Request ▸ Tally the lines in the following entries that include the word "name"; state only the total.

(Data listing)
§
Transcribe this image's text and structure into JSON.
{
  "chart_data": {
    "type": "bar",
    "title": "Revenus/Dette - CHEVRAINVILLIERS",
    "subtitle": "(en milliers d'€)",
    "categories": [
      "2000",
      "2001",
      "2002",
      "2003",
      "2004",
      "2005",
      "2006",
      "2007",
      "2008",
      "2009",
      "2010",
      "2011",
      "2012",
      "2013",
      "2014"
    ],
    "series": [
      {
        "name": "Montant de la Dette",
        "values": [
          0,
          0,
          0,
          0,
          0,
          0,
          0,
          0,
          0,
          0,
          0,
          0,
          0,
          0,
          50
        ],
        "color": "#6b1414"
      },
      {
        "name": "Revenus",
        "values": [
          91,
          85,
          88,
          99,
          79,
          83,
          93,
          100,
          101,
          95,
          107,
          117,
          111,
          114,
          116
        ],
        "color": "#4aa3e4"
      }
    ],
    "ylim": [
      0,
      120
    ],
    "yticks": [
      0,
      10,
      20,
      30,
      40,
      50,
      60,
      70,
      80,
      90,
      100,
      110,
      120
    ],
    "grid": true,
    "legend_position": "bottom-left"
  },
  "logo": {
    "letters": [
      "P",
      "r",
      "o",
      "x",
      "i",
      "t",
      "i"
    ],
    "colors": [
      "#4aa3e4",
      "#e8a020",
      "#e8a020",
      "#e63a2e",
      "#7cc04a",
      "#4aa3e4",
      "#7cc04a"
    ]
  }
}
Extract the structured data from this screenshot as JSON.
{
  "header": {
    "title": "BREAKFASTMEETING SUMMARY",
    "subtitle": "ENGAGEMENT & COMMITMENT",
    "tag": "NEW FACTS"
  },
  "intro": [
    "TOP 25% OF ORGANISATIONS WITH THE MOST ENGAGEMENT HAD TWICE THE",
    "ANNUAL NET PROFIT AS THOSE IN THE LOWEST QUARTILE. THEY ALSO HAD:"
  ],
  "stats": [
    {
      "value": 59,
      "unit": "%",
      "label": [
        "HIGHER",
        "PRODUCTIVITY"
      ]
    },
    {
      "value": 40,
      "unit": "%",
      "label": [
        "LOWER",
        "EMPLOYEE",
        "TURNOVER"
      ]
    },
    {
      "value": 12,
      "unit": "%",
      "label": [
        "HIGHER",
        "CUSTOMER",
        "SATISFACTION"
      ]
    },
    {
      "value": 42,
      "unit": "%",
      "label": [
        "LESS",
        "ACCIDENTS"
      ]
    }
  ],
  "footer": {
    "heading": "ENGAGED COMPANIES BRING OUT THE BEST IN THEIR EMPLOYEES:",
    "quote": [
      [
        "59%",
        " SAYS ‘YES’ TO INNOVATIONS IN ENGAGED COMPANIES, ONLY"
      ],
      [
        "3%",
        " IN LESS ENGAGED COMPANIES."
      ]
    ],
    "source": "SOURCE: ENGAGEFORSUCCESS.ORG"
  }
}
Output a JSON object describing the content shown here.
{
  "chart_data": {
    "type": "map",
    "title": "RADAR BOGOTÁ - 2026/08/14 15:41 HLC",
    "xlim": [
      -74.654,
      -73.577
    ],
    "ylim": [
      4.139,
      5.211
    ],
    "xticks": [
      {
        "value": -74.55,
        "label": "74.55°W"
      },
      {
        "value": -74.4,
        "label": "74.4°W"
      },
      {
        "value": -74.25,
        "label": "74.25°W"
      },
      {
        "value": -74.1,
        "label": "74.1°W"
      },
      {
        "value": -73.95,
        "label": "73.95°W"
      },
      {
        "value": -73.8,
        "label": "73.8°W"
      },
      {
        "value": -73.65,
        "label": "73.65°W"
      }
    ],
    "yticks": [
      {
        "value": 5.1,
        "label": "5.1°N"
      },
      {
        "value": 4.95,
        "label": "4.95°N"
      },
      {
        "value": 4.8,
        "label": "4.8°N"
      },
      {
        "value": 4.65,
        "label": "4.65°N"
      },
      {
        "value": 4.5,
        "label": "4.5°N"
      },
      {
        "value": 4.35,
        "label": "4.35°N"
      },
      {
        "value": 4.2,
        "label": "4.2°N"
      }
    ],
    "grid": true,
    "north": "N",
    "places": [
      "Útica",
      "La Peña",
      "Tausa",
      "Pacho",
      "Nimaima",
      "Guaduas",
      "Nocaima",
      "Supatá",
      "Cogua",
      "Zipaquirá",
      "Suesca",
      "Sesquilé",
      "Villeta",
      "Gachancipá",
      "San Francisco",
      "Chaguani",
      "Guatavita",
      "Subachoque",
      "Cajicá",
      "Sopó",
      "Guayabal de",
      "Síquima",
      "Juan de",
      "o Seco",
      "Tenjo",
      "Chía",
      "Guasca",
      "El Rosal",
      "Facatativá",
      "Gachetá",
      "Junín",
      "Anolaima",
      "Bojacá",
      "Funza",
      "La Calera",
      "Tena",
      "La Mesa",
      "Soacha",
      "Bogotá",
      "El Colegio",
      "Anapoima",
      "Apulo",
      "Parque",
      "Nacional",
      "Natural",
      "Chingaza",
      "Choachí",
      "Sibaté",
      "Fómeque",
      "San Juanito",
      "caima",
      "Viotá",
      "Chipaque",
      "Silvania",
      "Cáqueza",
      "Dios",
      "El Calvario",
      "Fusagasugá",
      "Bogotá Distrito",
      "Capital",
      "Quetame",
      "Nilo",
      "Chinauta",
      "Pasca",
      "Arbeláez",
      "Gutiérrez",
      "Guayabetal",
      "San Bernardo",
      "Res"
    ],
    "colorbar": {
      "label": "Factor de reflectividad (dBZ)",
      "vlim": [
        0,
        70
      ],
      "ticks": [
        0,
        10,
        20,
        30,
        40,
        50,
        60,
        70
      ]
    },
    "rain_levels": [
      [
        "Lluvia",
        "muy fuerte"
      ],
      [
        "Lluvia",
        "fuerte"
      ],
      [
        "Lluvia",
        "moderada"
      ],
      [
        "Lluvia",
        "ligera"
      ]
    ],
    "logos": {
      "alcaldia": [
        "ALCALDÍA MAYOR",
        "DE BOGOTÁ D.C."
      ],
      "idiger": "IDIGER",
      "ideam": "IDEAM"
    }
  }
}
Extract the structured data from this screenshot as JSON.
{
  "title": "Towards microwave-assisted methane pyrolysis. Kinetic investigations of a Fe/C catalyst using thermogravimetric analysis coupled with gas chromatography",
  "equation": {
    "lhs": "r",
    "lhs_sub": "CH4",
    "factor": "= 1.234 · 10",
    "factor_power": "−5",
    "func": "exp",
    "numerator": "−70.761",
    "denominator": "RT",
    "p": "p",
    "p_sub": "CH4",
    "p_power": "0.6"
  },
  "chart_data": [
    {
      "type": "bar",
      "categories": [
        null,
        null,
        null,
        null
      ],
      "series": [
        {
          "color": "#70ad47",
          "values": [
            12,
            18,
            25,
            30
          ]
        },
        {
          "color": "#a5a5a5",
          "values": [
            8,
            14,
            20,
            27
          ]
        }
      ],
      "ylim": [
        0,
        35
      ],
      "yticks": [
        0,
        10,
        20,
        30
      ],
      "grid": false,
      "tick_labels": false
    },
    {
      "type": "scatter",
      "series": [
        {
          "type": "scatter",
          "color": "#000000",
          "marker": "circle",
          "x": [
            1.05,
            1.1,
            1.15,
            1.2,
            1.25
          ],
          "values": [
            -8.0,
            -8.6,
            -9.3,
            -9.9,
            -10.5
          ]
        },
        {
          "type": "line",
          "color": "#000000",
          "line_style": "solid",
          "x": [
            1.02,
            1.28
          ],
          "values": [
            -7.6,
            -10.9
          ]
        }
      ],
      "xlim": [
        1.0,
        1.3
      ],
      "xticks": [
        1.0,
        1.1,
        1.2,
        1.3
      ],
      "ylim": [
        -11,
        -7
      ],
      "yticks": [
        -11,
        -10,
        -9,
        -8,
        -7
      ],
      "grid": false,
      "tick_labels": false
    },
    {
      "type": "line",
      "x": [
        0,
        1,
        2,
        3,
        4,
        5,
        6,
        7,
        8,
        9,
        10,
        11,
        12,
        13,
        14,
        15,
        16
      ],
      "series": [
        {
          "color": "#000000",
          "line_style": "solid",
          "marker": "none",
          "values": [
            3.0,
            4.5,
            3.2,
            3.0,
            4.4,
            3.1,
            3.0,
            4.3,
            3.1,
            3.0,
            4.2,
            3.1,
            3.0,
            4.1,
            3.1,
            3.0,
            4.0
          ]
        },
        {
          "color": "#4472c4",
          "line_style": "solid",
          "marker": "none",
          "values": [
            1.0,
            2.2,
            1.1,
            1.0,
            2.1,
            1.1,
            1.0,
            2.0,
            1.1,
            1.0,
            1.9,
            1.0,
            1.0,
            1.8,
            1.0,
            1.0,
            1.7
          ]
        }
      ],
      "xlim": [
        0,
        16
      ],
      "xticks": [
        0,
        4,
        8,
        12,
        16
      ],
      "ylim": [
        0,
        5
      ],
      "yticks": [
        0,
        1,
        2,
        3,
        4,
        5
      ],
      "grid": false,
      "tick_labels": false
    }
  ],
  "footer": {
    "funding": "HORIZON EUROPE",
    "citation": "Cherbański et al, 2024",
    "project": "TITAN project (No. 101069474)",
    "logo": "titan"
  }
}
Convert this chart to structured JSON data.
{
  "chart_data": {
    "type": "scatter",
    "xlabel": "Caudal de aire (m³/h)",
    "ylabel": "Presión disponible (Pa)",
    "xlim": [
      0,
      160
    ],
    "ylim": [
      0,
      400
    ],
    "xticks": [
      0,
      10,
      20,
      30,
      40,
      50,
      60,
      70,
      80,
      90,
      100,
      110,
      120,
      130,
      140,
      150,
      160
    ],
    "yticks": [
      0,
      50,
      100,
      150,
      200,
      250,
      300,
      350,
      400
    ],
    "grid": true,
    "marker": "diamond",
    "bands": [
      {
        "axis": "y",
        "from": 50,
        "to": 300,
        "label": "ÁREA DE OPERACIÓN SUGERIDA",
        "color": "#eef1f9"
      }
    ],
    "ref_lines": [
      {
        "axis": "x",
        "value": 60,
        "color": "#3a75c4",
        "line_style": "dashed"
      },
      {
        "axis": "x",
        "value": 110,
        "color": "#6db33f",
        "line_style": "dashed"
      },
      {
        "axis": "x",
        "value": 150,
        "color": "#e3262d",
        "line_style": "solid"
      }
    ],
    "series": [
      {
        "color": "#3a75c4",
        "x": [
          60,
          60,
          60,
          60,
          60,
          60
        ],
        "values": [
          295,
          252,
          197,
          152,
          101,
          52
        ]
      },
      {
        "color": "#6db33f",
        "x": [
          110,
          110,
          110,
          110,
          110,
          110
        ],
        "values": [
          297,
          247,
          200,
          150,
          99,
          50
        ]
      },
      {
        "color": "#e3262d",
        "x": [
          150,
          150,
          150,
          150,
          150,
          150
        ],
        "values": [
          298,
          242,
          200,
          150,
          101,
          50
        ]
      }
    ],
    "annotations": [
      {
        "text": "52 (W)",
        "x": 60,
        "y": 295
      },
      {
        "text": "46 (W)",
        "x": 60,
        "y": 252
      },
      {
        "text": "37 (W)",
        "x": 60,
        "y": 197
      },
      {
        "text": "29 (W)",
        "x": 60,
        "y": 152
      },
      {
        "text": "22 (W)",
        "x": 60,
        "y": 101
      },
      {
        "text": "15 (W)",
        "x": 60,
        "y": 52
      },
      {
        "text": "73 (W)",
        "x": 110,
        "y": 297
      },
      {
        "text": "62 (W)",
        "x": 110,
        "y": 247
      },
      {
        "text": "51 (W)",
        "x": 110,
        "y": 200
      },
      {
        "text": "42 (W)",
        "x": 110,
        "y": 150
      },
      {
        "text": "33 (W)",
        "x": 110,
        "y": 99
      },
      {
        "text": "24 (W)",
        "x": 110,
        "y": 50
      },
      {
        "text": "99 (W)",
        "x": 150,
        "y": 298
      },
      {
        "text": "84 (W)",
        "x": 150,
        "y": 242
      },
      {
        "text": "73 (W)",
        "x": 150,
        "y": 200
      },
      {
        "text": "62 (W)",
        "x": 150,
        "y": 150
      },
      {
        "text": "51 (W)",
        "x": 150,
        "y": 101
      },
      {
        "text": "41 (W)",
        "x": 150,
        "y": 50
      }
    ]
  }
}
§
The result ▸ 2